>> BEGIN SOURCE DATA

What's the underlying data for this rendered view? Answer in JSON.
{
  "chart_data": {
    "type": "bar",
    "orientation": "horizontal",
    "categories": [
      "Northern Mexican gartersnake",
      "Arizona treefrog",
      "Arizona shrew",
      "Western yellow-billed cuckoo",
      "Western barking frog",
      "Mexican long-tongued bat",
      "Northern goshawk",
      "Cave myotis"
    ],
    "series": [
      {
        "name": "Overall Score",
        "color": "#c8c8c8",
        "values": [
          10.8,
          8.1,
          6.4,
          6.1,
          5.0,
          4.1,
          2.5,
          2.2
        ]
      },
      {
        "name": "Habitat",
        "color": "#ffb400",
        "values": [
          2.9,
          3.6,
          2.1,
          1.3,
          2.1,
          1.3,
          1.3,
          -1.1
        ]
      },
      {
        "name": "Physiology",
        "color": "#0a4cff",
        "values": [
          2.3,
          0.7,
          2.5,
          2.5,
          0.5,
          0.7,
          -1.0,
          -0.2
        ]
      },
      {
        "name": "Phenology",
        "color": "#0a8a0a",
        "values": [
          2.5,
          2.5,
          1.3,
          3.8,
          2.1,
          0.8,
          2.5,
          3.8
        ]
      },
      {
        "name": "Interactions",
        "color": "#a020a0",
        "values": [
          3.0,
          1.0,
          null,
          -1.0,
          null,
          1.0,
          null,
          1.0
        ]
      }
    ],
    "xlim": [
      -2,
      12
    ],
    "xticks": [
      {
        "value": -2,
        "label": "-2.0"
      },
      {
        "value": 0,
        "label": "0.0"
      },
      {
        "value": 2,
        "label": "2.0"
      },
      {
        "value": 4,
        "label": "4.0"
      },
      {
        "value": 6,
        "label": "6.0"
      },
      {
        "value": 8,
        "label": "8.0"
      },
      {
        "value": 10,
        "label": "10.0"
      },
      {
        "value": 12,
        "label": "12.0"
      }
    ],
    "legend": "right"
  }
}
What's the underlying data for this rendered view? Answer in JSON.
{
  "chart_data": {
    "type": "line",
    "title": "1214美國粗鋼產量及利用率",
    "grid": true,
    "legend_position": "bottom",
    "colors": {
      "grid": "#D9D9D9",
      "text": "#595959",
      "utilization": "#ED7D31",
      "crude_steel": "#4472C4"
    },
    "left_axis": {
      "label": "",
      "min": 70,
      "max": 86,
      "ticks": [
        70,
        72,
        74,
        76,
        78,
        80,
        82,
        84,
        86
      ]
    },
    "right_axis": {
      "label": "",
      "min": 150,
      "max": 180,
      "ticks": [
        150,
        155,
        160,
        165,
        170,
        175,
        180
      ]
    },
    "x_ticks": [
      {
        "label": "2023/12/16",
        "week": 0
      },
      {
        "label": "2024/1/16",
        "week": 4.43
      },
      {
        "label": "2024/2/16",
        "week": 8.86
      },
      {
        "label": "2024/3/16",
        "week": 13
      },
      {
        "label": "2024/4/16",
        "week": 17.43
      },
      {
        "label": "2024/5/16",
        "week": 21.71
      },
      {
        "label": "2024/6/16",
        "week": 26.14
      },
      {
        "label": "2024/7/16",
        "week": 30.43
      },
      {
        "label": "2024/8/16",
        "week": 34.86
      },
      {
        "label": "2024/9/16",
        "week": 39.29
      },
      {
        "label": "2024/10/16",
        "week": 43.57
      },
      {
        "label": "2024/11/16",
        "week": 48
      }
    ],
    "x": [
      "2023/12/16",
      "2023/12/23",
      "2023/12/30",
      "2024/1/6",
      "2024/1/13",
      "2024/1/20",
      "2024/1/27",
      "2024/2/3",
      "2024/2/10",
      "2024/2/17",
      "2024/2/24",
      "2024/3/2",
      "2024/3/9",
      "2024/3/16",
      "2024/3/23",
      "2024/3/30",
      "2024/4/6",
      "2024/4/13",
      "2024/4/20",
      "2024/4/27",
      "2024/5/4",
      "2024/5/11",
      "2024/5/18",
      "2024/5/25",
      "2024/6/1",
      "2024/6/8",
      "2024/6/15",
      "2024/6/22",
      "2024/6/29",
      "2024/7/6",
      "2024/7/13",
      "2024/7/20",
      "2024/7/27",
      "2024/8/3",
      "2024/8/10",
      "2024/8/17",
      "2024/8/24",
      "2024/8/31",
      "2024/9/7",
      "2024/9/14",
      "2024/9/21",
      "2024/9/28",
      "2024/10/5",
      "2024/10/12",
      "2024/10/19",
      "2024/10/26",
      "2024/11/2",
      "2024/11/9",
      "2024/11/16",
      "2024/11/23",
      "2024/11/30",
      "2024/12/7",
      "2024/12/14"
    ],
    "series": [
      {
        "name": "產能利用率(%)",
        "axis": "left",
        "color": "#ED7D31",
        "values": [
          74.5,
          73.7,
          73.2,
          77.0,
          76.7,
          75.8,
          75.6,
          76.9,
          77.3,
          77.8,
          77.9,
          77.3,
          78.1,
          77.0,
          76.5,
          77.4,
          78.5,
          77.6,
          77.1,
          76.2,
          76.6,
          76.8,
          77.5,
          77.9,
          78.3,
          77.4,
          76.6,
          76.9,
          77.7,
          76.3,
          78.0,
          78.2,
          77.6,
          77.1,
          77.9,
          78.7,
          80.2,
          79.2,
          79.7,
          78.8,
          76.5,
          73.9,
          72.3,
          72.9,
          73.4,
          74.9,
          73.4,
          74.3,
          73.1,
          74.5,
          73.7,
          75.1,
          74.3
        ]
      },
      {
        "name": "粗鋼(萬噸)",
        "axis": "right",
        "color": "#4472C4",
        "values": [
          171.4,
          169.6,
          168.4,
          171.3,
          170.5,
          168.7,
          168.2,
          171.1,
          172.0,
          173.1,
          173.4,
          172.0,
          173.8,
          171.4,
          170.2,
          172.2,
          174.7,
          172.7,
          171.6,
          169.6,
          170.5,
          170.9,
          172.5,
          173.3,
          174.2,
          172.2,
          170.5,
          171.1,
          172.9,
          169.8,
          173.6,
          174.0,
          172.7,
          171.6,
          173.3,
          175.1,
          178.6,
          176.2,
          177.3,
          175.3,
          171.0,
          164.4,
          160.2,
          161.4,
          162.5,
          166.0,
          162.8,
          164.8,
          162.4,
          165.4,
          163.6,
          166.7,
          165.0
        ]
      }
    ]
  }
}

>> END SOURCE DATA

WHAT YOU NEED TO DO. The listing above should be transcribed in full, exactly as written.

THE COMPLETED TASK.
What's the underlying data for this rendered view? Answer in JSON.
{
  "chart_data": {
    "type": "bar",
    "orientation": "horizontal",
    "categories": [
      "Northern Mexican gartersnake",
      "Arizona treefrog",
      "Arizona shrew",
      "Western yellow-billed cuckoo",
      "Western barking frog",
      "Mexican long-tongued bat",
      "Northern goshawk",
      "Cave myotis"
    ],
    "series": [
      {
        "name": "Overall Score",
        "color": "#c8c8c8",
        "values": [
          10.8,
          8.1,
          6.4,
          6.1,
          5.0,
          4.1,
          2.5,
          2.2
        ]
      },
      {
        "name": "Habitat",
        "color": "#ffb400",
        "values": [
          2.9,
          3.6,
          2.1,
          1.3,
          2.1,
          1.3,
          1.3,
          -1.1
        ]
      },
      {
        "name": "Physiology",
        "color": "#0a4cff",
        "values": [
          2.3,
          0.7,
          2.5,
          2.5,
          0.5,
          0.7,
          -1.0,
          -0.2
        ]
      },
      {
        "name": "Phenology",
        "color": "#0a8a0a",
        "values": [
          2.5,
          2.5,
          1.3,
          3.8,
          2.1,
          0.8,
          2.5,
          3.8
        ]
      },
      {
        "name": "Interactions",
        "color": "#a020a0",
        "values": [
          3.0,
          1.0,
          null,
          -1.0,
          null,
          1.0,
          null,
          1.0
        ]
      }
    ],
    "xlim": [
      -2,
      12
    ],
    "xticks": [
      {
        "value": -2,
        "label": "-2.0"
      },
      {
        "value": 0,
        "label": "0.0"
      },
      {
        "value": 2,
        "label": "2.0"
      },
      {
        "value": 4,
        "label": "4.0"
      },
      {
        "value": 6,
        "label": "6.0"
      },
      {
        "value": 8,
        "label": "8.0"
      },
      {
        "value": 10,
        "label": "10.0"
      },
      {
        "value": 12,
        "label": "12.0"
      }
    ],
    "legend": "right"
  }
}
What's the underlying data for this rendered view? Answer in JSON.
{
  "chart_data": {
    "type": "line",
    "title": "1214美國粗鋼產量及利用率",
    "grid": true,
    "legend_position": "bottom",
    "colors": {
      "grid": "#D9D9D9",
      "text": "#595959",
      "utilization": "#ED7D31",
      "crude_steel": "#4472C4"
    },
    "left_axis": {
      "label": "",
      "min": 70,
      "max": 86,
      "ticks": [
        70,
        72,
        74,
        76,
        78,
        80,
        82,
        84,
        86
      ]
    },
    "right_axis": {
      "label": "",
      "min": 150,
      "max": 180,
      "ticks": [
        150,
        155,
        160,
        165,
        170,
        175,
        180
      ]
    },
    "x_ticks": [
      {
        "label": "2023/12/16",
        "week": 0
      },
      {
        "label": "2024/1/16",
        "week": 4.43
      },
      {
        "label": "2024/2/16",
        "week": 8.86
      },
      {
        "label": "2024/3/16",
        "week": 13
      },
      {
        "label": "2024/4/16",
        "week": 17.43
      },
      {
        "label": "2024/5/16",
        "week": 21.71
      },
      {
        "label": "2024/6/16",
        "week": 26.14
      },
      {
        "label": "2024/7/16",
        "week": 30.43
      },
      {
        "label": "2024/8/16",
        "week": 34.86
      },
      {
        "label": "2024/9/16",
        "week": 39.29
      },
      {
        "label": "2024/10/16",
        "week": 43.57
      },
      {
        "label": "2024/11/16",
        "week": 48
      }
    ],
    "x": [
      "2023/12/16",
      "2023/12/23",
      "2023/12/30",
      "2024/1/6",
      "2024/1/13",
      "2024/1/20",
      "2024/1/27",
      "2024/2/3",
      "2024/2/10",
      "2024/2/17",
      "2024/2/24",
      "2024/3/2",
      "2024/3/9",
      "2024/3/16",
      "2024/3/23",
      "2024/3/30",
      "2024/4/6",
      "2024/4/13",
      "2024/4/20",
      "2024/4/27",
      "2024/5/4",
      "2024/5/11",
      "2024/5/18",
      "2024/5/25",
      "2024/6/1",
      "2024/6/8",
      "2024/6/15",
      "2024/6/22",
      "2024/6/29",
      "2024/7/6",
      "2024/7/13",
      "2024/7/20",
      "2024/7/27",
      "2024/8/3",
      "2024/8/10",
      "2024/8/17",
      "2024/8/24",
      "2024/8/31",
      "2024/9/7",
      "2024/9/14",
      "2024/9/21",
      "2024/9/28",
      "2024/10/5",
      "2024/10/12",
      "2024/10/19",
      "2024/10/26",
      "2024/11/2",
      "2024/11/9",
      "2024/11/16",
      "2024/11/23",
      "2024/11/30",
      "2024/12/7",
      "2024/12/14"
    ],
    "series": [
      {
        "name": "產能利用率(%)",
        "axis": "left",
        "color": "#ED7D31",
        "values": [
          74.5,
          73.7,
          73.2,
          77.0,
          76.7,
          75.8,
          75.6,
          76.9,
          77.3,
          77.8,
          77.9,
          77.3,
          78.1,
          77.0,
          76.5,
          77.4,
          78.5,
          77.6,
          77.1,
          76.2,
          76.6,
          76.8,
          77.5,
          77.9,
          78.3,
          77.4,
          76.6,
          76.9,
          77.7,
          76.3,
          78.0,
          78.2,
          77.6,
          77.1,
          77.9,
          78.7,
          80.2,
          79.2,
          79.7,
          78.8,
          76.5,
          73.9,
          72.3,
          72.9,
          73.4,
          74.9,
          73.4,
          74.3,
          73.1,
          74.5,
          73.7,
          75.1,
          74.3
        ]
      },
      {
        "name": "粗鋼(萬噸)",
        "axis": "right",
        "color": "#4472C4",
        "values": [
          171.4,
          169.6,
          168.4,
          171.3,
          170.5,
          168.7,
          168.2,
          171.1,
          172.0,
          173.1,
          173.4,
          172.0,
          173.8,
          171.4,
          170.2,
          172.2,
          174.7,
          172.7,
          171.6,
          169.6,
          170.5,
          170.9,
          172.5,
          173.3,
          174.2,
          172.2,
          170.5,
          171.1,
          172.9,
          169.8,
          173.6,
          174.0,
          172.7,
          171.6,
          173.3,
          175.1,
          178.6,
          176.2,
          177.3,
          175.3,
          171.0,
          164.4,
          160.2,
          161.4,
          162.5,
          166.0,
          162.8,
          164.8,
          162.4,
          165.4,
          163.6,
          166.7,
          165.0
        ]
      }
    ]
  }
}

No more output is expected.